■ **Objective A**
Return the records unchanged, from their first line up to and including the line that contains "cell-power-1: 30W — [258, 192, 306, 218]".

■ **Excerpt**
— begin —
Posted : 2 years, 2 months ago on 2 March 2022 05:29

'Friday the 13th' may have been panned by critics when first released but since then it is one of the most famous and influential horror films, the franchise containing one of horror's most iconic villains. The film is popular enough to become a franchise and spawn several sequels of varying quality and generally inferior to the one that started it all off.

It is very easy to call the 2009 'Friday the 13th' as a remake, for reasons that are easy to understand. Personally am actually to judge 'Friday the 13th' (2009) as a reboot rather than a remake. While not quite as bad as has been said, it even fails by reboot standards. There was no point to it whatsoever, the series should just have stopped at the last sequel and even then the series was severely fatigued, the fifth or sixth for me was the last watchable 'Friday the 13th' film, and there is very little to recommend it judging it as an overall film.
— end —
[Records from a data collection]
— begin —
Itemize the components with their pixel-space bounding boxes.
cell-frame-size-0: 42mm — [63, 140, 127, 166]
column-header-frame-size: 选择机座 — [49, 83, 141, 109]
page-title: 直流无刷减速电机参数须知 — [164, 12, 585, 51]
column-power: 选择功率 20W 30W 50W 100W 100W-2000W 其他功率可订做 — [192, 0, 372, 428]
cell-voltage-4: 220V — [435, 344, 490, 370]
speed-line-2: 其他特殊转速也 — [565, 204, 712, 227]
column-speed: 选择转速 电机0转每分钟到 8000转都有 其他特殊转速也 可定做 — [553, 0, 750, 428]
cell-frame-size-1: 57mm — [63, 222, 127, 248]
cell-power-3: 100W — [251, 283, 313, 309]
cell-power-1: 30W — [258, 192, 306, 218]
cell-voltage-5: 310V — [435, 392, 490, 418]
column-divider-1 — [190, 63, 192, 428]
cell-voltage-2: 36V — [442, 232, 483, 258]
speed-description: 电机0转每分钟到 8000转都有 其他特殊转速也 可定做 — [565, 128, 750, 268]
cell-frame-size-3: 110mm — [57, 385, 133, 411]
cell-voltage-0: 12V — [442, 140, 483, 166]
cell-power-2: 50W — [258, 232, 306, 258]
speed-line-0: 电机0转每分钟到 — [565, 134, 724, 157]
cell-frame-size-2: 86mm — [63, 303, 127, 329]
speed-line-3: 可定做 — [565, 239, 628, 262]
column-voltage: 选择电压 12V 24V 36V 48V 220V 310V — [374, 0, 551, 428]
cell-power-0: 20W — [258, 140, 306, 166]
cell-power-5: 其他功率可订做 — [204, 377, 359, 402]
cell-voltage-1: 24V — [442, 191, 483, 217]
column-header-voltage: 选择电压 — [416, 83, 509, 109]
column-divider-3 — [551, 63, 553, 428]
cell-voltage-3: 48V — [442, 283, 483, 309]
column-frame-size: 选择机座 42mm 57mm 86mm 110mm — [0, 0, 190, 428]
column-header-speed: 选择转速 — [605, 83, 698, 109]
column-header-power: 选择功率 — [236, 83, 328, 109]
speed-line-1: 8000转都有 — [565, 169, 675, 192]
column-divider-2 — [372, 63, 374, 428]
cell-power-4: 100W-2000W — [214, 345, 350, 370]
— end —
■ **Objective B**
Retype the part of the 'Friday the 13th' review from "It is very easy" up to and including "an overall film.", word for word.

■ **Complete response A**
Itemize the components with their pixel-space bounding boxes.
cell-frame-size-0: 42mm — [63, 140, 127, 166]
column-header-frame-size: 选择机座 — [49, 83, 141, 109]
page-title: 直流无刷减速电机参数须知 — [164, 12, 585, 51]
column-power: 选择功率 20W 30W 50W 100W 100W-2000W 其他功率可订做 — [192, 0, 372, 428]
cell-voltage-4: 220V — [435, 344, 490, 370]
speed-line-2: 其他特殊转速也 — [565, 204, 712, 227]
column-speed: 选择转速 电机0转每分钟到 8000转都有 其他特殊转速也 可定做 — [553, 0, 750, 428]
cell-frame-size-1: 57mm — [63, 222, 127, 248]
cell-power-3: 100W — [251, 283, 313, 309]
cell-power-1: 30W — [258, 192, 306, 218]

■ **Complete response B**
It is very easy to call the 2009 'Friday the 13th' as a remake, for reasons that are easy to understand. Personally am actually to judge 'Friday the 13th' (2009) as a reboot rather than a remake. While not quite as bad as has been said, it even fails by reboot standards. There was no point to it whatsoever, the series should just have stopped at the last sequel and even then the series was severely fatigued, the fifth or sixth for me was the last watchable 'Friday the 13th' film, and there is very little to recommend it judging it as an overall film.